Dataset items
○ ○ ○
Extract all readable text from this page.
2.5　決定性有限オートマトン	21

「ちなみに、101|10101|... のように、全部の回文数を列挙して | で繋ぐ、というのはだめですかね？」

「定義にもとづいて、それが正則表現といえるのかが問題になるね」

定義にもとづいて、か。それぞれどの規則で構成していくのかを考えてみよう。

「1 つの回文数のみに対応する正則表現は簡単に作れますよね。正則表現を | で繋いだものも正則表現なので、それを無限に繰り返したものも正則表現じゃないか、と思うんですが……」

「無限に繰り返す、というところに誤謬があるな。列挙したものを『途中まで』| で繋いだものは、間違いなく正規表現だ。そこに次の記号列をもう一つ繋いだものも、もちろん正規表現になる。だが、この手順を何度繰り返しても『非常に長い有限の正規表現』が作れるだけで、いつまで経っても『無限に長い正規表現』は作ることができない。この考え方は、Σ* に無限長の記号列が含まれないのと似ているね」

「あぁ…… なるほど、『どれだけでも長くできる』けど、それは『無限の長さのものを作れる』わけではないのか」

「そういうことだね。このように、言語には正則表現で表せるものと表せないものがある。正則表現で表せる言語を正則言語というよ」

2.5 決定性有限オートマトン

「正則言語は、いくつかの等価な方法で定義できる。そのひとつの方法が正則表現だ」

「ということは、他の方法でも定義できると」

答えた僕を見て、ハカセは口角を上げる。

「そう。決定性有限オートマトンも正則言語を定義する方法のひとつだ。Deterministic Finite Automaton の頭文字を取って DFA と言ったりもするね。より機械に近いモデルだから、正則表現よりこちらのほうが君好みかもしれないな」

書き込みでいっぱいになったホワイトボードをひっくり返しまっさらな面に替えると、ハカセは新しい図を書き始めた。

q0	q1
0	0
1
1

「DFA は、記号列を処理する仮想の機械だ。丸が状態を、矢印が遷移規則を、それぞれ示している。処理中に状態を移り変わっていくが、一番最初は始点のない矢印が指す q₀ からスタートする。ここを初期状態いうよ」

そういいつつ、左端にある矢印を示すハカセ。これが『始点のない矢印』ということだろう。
○ ○ ○
* **Problem details**
Type the whole listing again, unaltered.

* **Reply**
Extract all readable text from this page.
2.5　決定性有限オートマトン	21

「ちなみに、101|10101|... のように、全部の回文数を列挙して | で繋ぐ、というのはだめですかね？」

「定義にもとづいて、それが正則表現といえるのかが問題になるね」

定義にもとづいて、か。それぞれどの規則で構成していくのかを考えてみよう。

「1 つの回文数のみに対応する正則表現は簡単に作れますよね。正則表現を | で繋いだものも正則表現なので、それを無限に繰り返したものも正則表現じゃないか、と思うんですが……」

「無限に繰り返す、というところに誤謬があるな。列挙したものを『途中まで』| で繋いだものは、間違いなく正規表現だ。そこに次の記号列をもう一つ繋いだものも、もちろん正規表現になる。だが、この手順を何度繰り返しても『非常に長い有限の正規表現』が作れるだけで、いつまで経っても『無限に長い正規表現』は作ることができない。この考え方は、Σ* に無限長の記号列が含まれないのと似ているね」

「あぁ…… なるほど、『どれだけでも長くできる』けど、それは『無限の長さのものを作れる』わけではないのか」

「そういうことだね。このように、言語には正則表現で表せるものと表せないものがある。正則表現で表せる言語を正則言語というよ」

2.5 決定性有限オートマトン

「正則言語は、いくつかの等価な方法で定義できる。そのひとつの方法が正則表現だ」

「ということは、他の方法でも定義できると」

答えた僕を見て、ハカセは口角を上げる。

「そう。決定性有限オートマトンも正則言語を定義する方法のひとつだ。Deterministic Finite Automaton の頭文字を取って DFA と言ったりもするね。より機械に近いモデルだから、正則表現よりこちらのほうが君好みかもしれないな」

書き込みでいっぱいになったホワイトボードをひっくり返しまっさらな面に替えると、ハカセは新しい図を書き始めた。

q0	q1
0	0
1
1

「DFA は、記号列を処理する仮想の機械だ。丸が状態を、矢印が遷移規則を、それぞれ示している。処理中に状態を移り変わっていくが、一番最初は始点のない矢印が指す q₀ からスタートする。ここを初期状態いうよ」

そういいつつ、左端にある矢印を示すハカセ。これが『始点のない矢印』ということだろう。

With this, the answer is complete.